Dataset items:
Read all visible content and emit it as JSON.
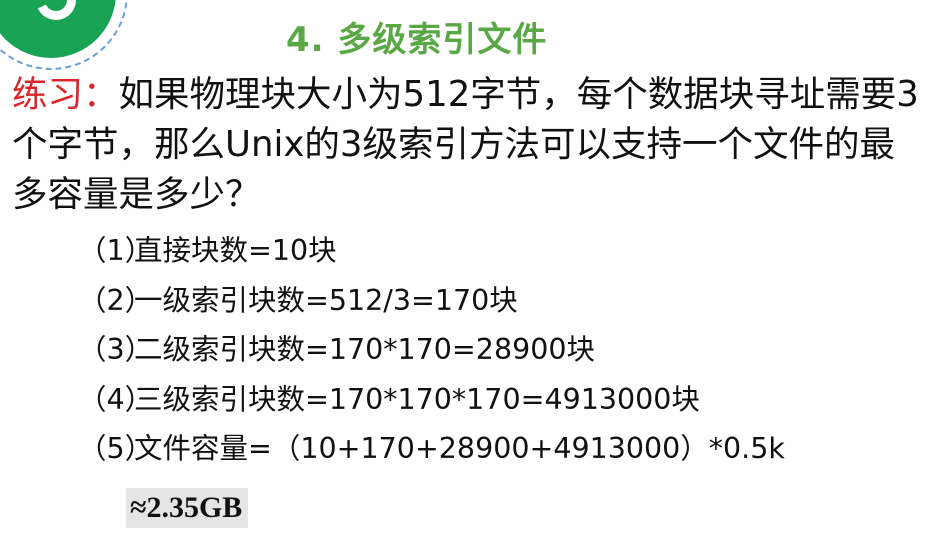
{
  "title": "4. 多级索引文件",
  "question": {
    "label": "练习：",
    "text": "如果物理块大小为512字节，每个数据块寻址需要3个字节，那么Unix的3级索引方法可以支持一个文件的最多容量是多少？"
  },
  "steps": [
    {
      "num": "（1）",
      "text": "直接块数=10块"
    },
    {
      "num": "（2）",
      "text": "一级索引块数=512/3=170块"
    },
    {
      "num": "（3）",
      "text": "二级索引块数=170*170=28900块"
    },
    {
      "num": "（4）",
      "text": "三级索引块数=170*170*170=4913000块"
    },
    {
      "num": "（5）",
      "text": "文件容量=（10+170+28900+4913000）*0.5k"
    }
  ],
  "result": "≈2.35GB",
  "colors": {
    "title": "#5aa845",
    "label": "#d9262a",
    "badge": "#19a455",
    "result_bg": "#e5e5e5"
  }
}
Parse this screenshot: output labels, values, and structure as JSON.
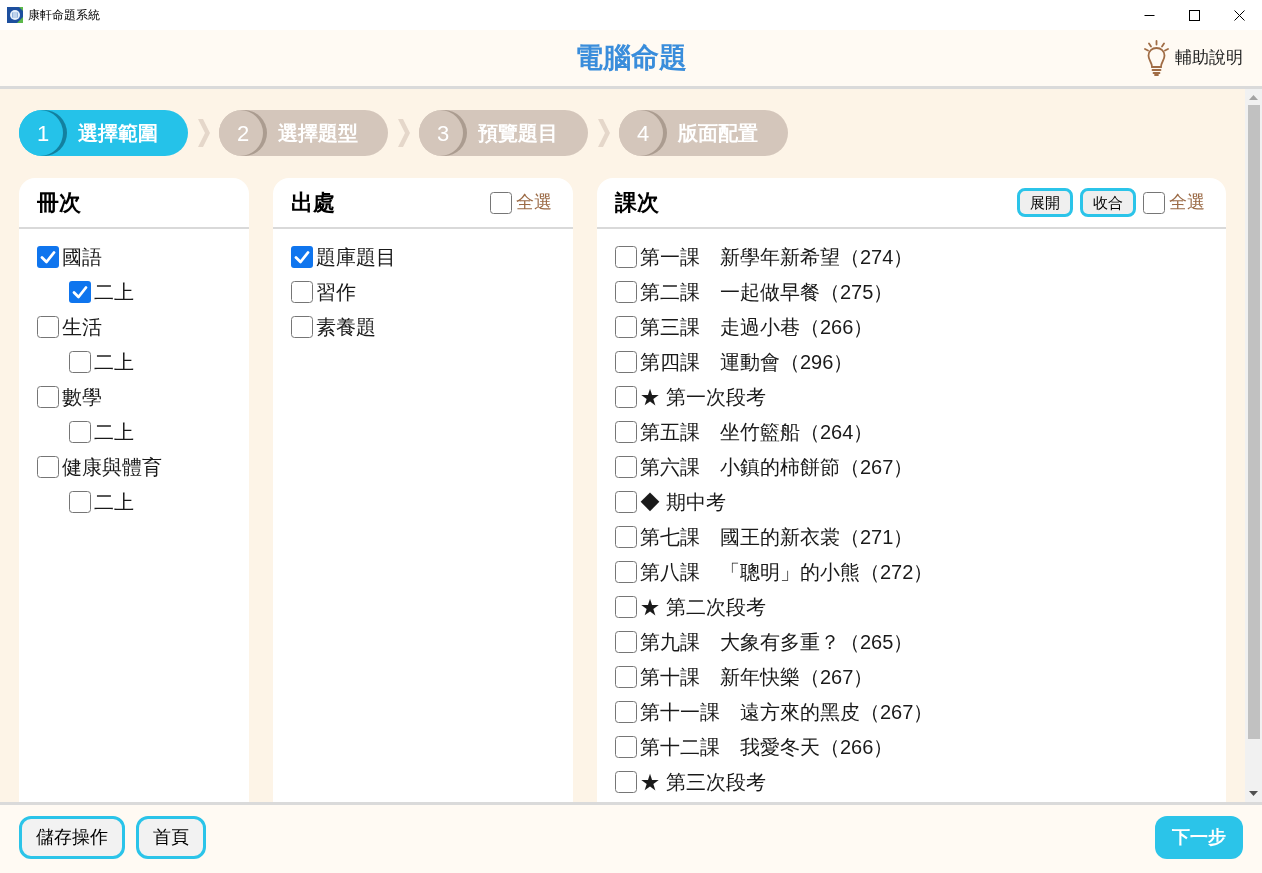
{
  "window": {
    "title": "康軒命題系統"
  },
  "header": {
    "title": "電腦命題",
    "help": "輔助說明"
  },
  "steps": [
    {
      "number": "1",
      "label": "選擇範圍",
      "selected": true
    },
    {
      "number": "2",
      "label": "選擇題型",
      "selected": false
    },
    {
      "number": "3",
      "label": "預覽題目",
      "selected": false
    },
    {
      "number": "4",
      "label": "版面配置",
      "selected": false
    }
  ],
  "volumes": {
    "title": "冊次",
    "items": [
      {
        "label": "國語",
        "checked": true,
        "children": [
          {
            "label": "二上",
            "checked": true
          }
        ]
      },
      {
        "label": "生活",
        "checked": false,
        "children": [
          {
            "label": "二上",
            "checked": false
          }
        ]
      },
      {
        "label": "數學",
        "checked": false,
        "children": [
          {
            "label": "二上",
            "checked": false
          }
        ]
      },
      {
        "label": "健康與體育",
        "checked": false,
        "children": [
          {
            "label": "二上",
            "checked": false
          }
        ]
      }
    ]
  },
  "sources": {
    "title": "出處",
    "select_all": {
      "label": "全選",
      "checked": false
    },
    "items": [
      {
        "label": "題庫題目",
        "checked": true
      },
      {
        "label": "習作",
        "checked": false
      },
      {
        "label": "素養題",
        "checked": false
      }
    ]
  },
  "lessons": {
    "title": "課次",
    "buttons": [
      "展開",
      "收合"
    ],
    "select_all": {
      "label": "全選",
      "checked": false
    },
    "items": [
      {
        "label": "第一課　新學年新希望（274）",
        "checked": false
      },
      {
        "label": "第二課　一起做早餐（275）",
        "checked": false
      },
      {
        "label": "第三課　走過小巷（266）",
        "checked": false
      },
      {
        "label": "第四課　運動會（296）",
        "checked": false
      },
      {
        "label": "★ 第一次段考",
        "checked": false
      },
      {
        "label": "第五課　坐竹籃船（264）",
        "checked": false
      },
      {
        "label": "第六課　小鎮的柿餅節（267）",
        "checked": false
      },
      {
        "label": "◆ 期中考",
        "checked": false
      },
      {
        "label": "第七課　國王的新衣裳（271）",
        "checked": false
      },
      {
        "label": "第八課　「聰明」的小熊（272）",
        "checked": false
      },
      {
        "label": "★ 第二次段考",
        "checked": false
      },
      {
        "label": "第九課　大象有多重？（265）",
        "checked": false
      },
      {
        "label": "第十課　新年快樂（267）",
        "checked": false
      },
      {
        "label": "第十一課　遠方來的黑皮（267）",
        "checked": false
      },
      {
        "label": "第十二課　我愛冬天（266）",
        "checked": false
      },
      {
        "label": "★ 第三次段考",
        "checked": false
      }
    ]
  },
  "footer": {
    "buttons": [
      "儲存操作",
      "首頁"
    ],
    "next": "下一步"
  }
}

> Aim of the exercise: Return all the entries word for word, but omit any pictures they contain.

> Task result:
Read all visible content and emit it as JSON.
{
  "title": "4. 多级索引文件",
  "question": {
    "label": "练习：",
    "text": "如果物理块大小为512字节，每个数据块寻址需要3个字节，那么Unix的3级索引方法可以支持一个文件的最多容量是多少？"
  },
  "steps": [
    {
      "num": "（1）",
      "text": "直接块数=10块"
    },
    {
      "num": "（2）",
      "text": "一级索引块数=512/3=170块"
    },
    {
      "num": "（3）",
      "text": "二级索引块数=170*170=28900块"
    },
    {
      "num": "（4）",
      "text": "三级索引块数=170*170*170=4913000块"
    },
    {
      "num": "（5）",
      "text": "文件容量=（10+170+28900+4913000）*0.5k"
    }
  ],
  "result": "≈2.35GB",
  "colors": {
    "title": "#5aa845",
    "label": "#d9262a",
    "badge": "#19a455",
    "result_bg": "#e5e5e5"
  }
}
Parse this screenshot: output labels, values, and structure as JSON.
{
  "window": {
    "title": "康軒命題系統"
  },
  "header": {
    "title": "電腦命題",
    "help": "輔助說明"
  },
  "steps": [
    {
      "number": "1",
      "label": "選擇範圍",
      "selected": true
    },
    {
      "number": "2",
      "label": "選擇題型",
      "selected": false
    },
    {
      "number": "3",
      "label": "預覽題目",
      "selected": false
    },
    {
      "number": "4",
      "label": "版面配置",
      "selected": false
    }
  ],
  "volumes": {
    "title": "冊次",
    "items": [
      {
        "label": "國語",
        "checked": true,
        "children": [
          {
            "label": "二上",
            "checked": true
          }
        ]
      },
      {
        "label": "生活",
        "checked": false,
        "children": [
          {
            "label": "二上",
            "checked": false
          }
        ]
      },
      {
        "label": "數學",
        "checked": false,
        "children": [
          {
            "label": "二上",
            "checked": false
          }
        ]
      },
      {
        "label": "健康與體育",
        "checked": false,
        "children": [
          {
            "label": "二上",
            "checked": false
          }
        ]
      }
    ]
  },
  "sources": {
    "title": "出處",
    "select_all": {
      "label": "全選",
      "checked": false
    },
    "items": [
      {
        "label": "題庫題目",
        "checked": true
      },
      {
        "label": "習作",
        "checked": false
      },
      {
        "label": "素養題",
        "checked": false
      }
    ]
  },
  "lessons": {
    "title": "課次",
    "buttons": [
      "展開",
      "收合"
    ],
    "select_all": {
      "label": "全選",
      "checked": false
    },
    "items": [
      {
        "label": "第一課　新學年新希望（274）",
        "checked": false
      },
      {
        "label": "第二課　一起做早餐（275）",
        "checked": false
      },
      {
        "label": "第三課　走過小巷（266）",
        "checked": false
      },
      {
        "label": "第四課　運動會（296）",
        "checked": false
      },
      {
        "label": "★ 第一次段考",
        "checked": false
      },
      {
        "label": "第五課　坐竹籃船（264）",
        "checked": false
      },
      {
        "label": "第六課　小鎮的柿餅節（267）",
        "checked": false
      },
      {
        "label": "◆ 期中考",
        "checked": false
      },
      {
        "label": "第七課　國王的新衣裳（271）",
        "checked": false
      },
      {
        "label": "第八課　「聰明」的小熊（272）",
        "checked": false
      },
      {
        "label": "★ 第二次段考",
        "checked": false
      },
      {
        "label": "第九課　大象有多重？（265）",
        "checked": false
      },
      {
        "label": "第十課　新年快樂（267）",
        "checked": false
      },
      {
        "label": "第十一課　遠方來的黑皮（267）",
        "checked": false
      },
      {
        "label": "第十二課　我愛冬天（266）",
        "checked": false
      },
      {
        "label": "★ 第三次段考",
        "checked": false
      }
    ]
  },
  "footer": {
    "buttons": [
      "儲存操作",
      "首頁"
    ],
    "next": "下一步"
  }
}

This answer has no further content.